- _WHAT IS BEING ASKED_:
Whenever a line contains the string "immobilières", copy it out of the entries.

Stored data entries
+--

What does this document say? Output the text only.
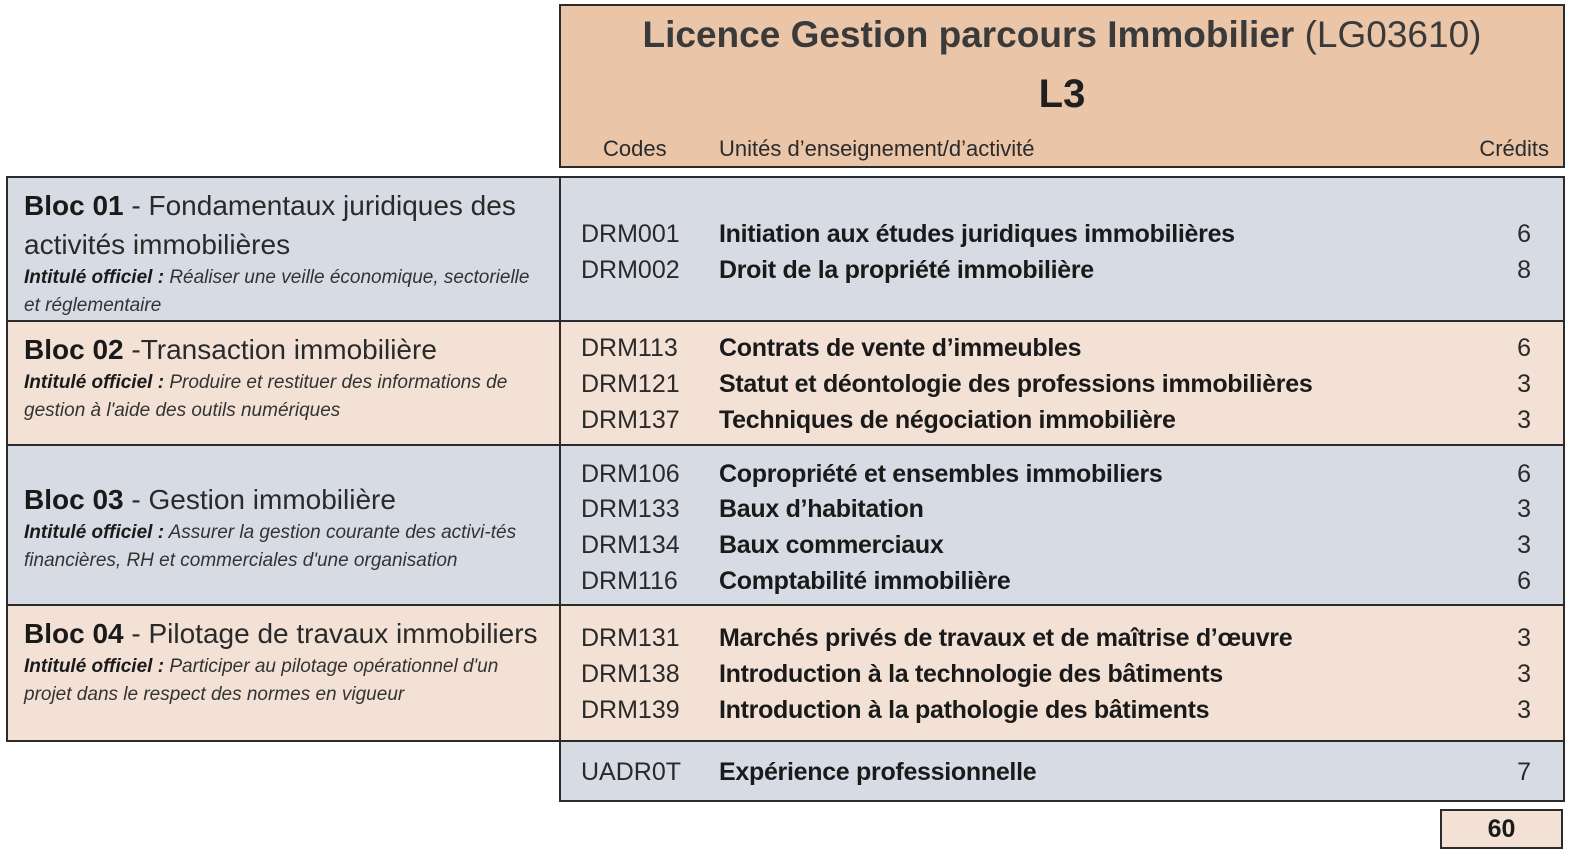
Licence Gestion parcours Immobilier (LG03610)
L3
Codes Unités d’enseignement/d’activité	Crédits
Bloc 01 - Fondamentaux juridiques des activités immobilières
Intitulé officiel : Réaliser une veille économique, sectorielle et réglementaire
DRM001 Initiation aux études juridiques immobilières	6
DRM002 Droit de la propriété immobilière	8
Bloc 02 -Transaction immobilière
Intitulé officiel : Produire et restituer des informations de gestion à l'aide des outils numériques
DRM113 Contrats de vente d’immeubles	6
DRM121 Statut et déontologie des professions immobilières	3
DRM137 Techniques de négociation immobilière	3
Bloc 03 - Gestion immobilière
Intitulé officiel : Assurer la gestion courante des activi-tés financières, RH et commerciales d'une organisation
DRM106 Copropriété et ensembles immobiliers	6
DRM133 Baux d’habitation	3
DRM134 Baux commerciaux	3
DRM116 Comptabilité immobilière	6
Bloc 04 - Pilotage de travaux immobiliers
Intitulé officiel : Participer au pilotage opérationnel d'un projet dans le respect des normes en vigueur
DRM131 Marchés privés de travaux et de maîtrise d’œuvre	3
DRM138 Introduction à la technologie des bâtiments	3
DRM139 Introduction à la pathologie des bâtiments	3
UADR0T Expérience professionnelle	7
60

+--

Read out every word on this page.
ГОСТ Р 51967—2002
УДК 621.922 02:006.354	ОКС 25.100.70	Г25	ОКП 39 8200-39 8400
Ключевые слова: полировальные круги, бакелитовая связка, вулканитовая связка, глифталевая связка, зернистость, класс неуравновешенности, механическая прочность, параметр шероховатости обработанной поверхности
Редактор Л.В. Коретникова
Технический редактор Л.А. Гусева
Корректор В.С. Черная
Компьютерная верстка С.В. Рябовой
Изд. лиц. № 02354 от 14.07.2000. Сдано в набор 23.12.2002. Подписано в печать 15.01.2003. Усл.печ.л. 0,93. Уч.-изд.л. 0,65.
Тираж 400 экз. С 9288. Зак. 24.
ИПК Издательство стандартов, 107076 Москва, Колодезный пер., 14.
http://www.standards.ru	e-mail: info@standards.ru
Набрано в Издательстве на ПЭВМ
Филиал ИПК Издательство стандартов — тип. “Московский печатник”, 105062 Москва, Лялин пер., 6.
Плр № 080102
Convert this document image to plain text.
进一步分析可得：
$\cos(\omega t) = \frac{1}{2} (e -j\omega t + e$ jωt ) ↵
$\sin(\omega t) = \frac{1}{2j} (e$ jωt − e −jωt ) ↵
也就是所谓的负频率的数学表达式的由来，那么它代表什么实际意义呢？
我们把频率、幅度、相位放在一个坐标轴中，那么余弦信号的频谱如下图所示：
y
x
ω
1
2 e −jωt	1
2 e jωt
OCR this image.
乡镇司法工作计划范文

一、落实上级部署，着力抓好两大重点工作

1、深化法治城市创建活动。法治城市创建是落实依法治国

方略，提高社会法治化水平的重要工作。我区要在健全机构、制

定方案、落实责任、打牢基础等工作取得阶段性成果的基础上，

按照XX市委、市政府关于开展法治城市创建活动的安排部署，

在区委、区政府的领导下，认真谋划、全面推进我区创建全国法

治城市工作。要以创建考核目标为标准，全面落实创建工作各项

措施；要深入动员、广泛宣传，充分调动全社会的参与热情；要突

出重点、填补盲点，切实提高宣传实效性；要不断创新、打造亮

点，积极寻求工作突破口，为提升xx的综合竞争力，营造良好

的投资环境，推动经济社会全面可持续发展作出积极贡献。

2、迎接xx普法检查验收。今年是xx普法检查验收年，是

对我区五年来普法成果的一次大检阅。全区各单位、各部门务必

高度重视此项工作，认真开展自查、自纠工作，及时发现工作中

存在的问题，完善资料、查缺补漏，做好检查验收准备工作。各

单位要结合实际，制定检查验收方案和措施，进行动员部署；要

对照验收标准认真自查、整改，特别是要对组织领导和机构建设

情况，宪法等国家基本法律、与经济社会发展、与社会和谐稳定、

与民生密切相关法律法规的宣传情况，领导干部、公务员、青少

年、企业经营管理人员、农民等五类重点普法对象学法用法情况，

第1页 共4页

+--

- _OUTPUT OF THE TASK_:
Bloc 01 - Fondamentaux juridiques des activités immobilières
DRM001 Initiation aux études juridiques immobilières	6
DRM121 Statut et déontologie des professions immobilières	3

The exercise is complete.